§ WHAT THE TASK ASKS:
Render the following material again verbatim, leaving nothing out.

§ STORED ROWS:
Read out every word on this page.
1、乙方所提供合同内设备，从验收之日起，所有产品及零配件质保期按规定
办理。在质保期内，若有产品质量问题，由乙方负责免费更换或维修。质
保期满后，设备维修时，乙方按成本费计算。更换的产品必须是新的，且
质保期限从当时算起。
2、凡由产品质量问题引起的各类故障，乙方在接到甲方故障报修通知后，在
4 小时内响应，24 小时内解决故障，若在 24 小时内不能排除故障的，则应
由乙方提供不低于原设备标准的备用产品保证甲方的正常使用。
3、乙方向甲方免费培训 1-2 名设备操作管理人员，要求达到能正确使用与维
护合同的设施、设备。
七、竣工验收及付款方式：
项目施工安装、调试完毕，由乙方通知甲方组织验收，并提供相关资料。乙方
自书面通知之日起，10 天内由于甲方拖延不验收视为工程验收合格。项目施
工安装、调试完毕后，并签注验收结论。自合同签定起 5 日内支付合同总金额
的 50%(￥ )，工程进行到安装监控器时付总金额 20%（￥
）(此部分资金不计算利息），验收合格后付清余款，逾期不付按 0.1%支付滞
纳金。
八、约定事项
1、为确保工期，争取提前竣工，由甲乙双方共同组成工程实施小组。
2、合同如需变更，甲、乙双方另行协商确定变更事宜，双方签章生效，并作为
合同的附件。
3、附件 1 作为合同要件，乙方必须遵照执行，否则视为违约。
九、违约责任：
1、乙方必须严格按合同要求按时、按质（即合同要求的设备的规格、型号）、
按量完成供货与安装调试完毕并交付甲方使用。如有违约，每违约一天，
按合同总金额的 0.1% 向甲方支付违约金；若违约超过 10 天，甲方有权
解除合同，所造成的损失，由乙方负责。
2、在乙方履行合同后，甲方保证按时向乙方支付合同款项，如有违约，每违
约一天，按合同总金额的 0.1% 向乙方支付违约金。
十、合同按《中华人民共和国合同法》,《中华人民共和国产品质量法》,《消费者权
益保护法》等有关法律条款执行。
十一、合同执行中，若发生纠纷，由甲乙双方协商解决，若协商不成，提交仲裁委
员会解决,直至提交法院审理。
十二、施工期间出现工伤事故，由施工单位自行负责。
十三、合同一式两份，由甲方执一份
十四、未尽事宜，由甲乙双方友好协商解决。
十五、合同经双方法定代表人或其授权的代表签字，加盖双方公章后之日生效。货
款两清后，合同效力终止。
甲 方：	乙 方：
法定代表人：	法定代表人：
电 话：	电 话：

§ SOLUTION BELOW:
Read out every word on this page.
1、乙方所提供合同内设备，从验收之日起，所有产品及零配件质保期按规定
办理。在质保期内，若有产品质量问题，由乙方负责免费更换或维修。质
保期满后，设备维修时，乙方按成本费计算。更换的产品必须是新的，且
质保期限从当时算起。
2、凡由产品质量问题引起的各类故障，乙方在接到甲方故障报修通知后，在
4 小时内响应，24 小时内解决故障，若在 24 小时内不能排除故障的，则应
由乙方提供不低于原设备标准的备用产品保证甲方的正常使用。
3、乙方向甲方免费培训 1-2 名设备操作管理人员，要求达到能正确使用与维
护合同的设施、设备。
七、竣工验收及付款方式：
项目施工安装、调试完毕，由乙方通知甲方组织验收，并提供相关资料。乙方
自书面通知之日起，10 天内由于甲方拖延不验收视为工程验收合格。项目施
工安装、调试完毕后，并签注验收结论。自合同签定起 5 日内支付合同总金额
的 50%(￥ )，工程进行到安装监控器时付总金额 20%（￥
）(此部分资金不计算利息），验收合格后付清余款，逾期不付按 0.1%支付滞
纳金。
八、约定事项
1、为确保工期，争取提前竣工，由甲乙双方共同组成工程实施小组。
2、合同如需变更，甲、乙双方另行协商确定变更事宜，双方签章生效，并作为
合同的附件。
3、附件 1 作为合同要件，乙方必须遵照执行，否则视为违约。
九、违约责任：
1、乙方必须严格按合同要求按时、按质（即合同要求的设备的规格、型号）、
按量完成供货与安装调试完毕并交付甲方使用。如有违约，每违约一天，
按合同总金额的 0.1% 向甲方支付违约金；若违约超过 10 天，甲方有权
解除合同，所造成的损失，由乙方负责。
2、在乙方履行合同后，甲方保证按时向乙方支付合同款项，如有违约，每违
约一天，按合同总金额的 0.1% 向乙方支付违约金。
十、合同按《中华人民共和国合同法》,《中华人民共和国产品质量法》,《消费者权
益保护法》等有关法律条款执行。
十一、合同执行中，若发生纠纷，由甲乙双方协商解决，若协商不成，提交仲裁委
员会解决,直至提交法院审理。
十二、施工期间出现工伤事故，由施工单位自行负责。
十三、合同一式两份，由甲方执一份
十四、未尽事宜，由甲乙双方友好协商解决。
十五、合同经双方法定代表人或其授权的代表签字，加盖双方公章后之日生效。货
款两清后，合同效力终止。
甲 方：	乙 方：
法定代表人：	法定代表人：
电 话：	电 话：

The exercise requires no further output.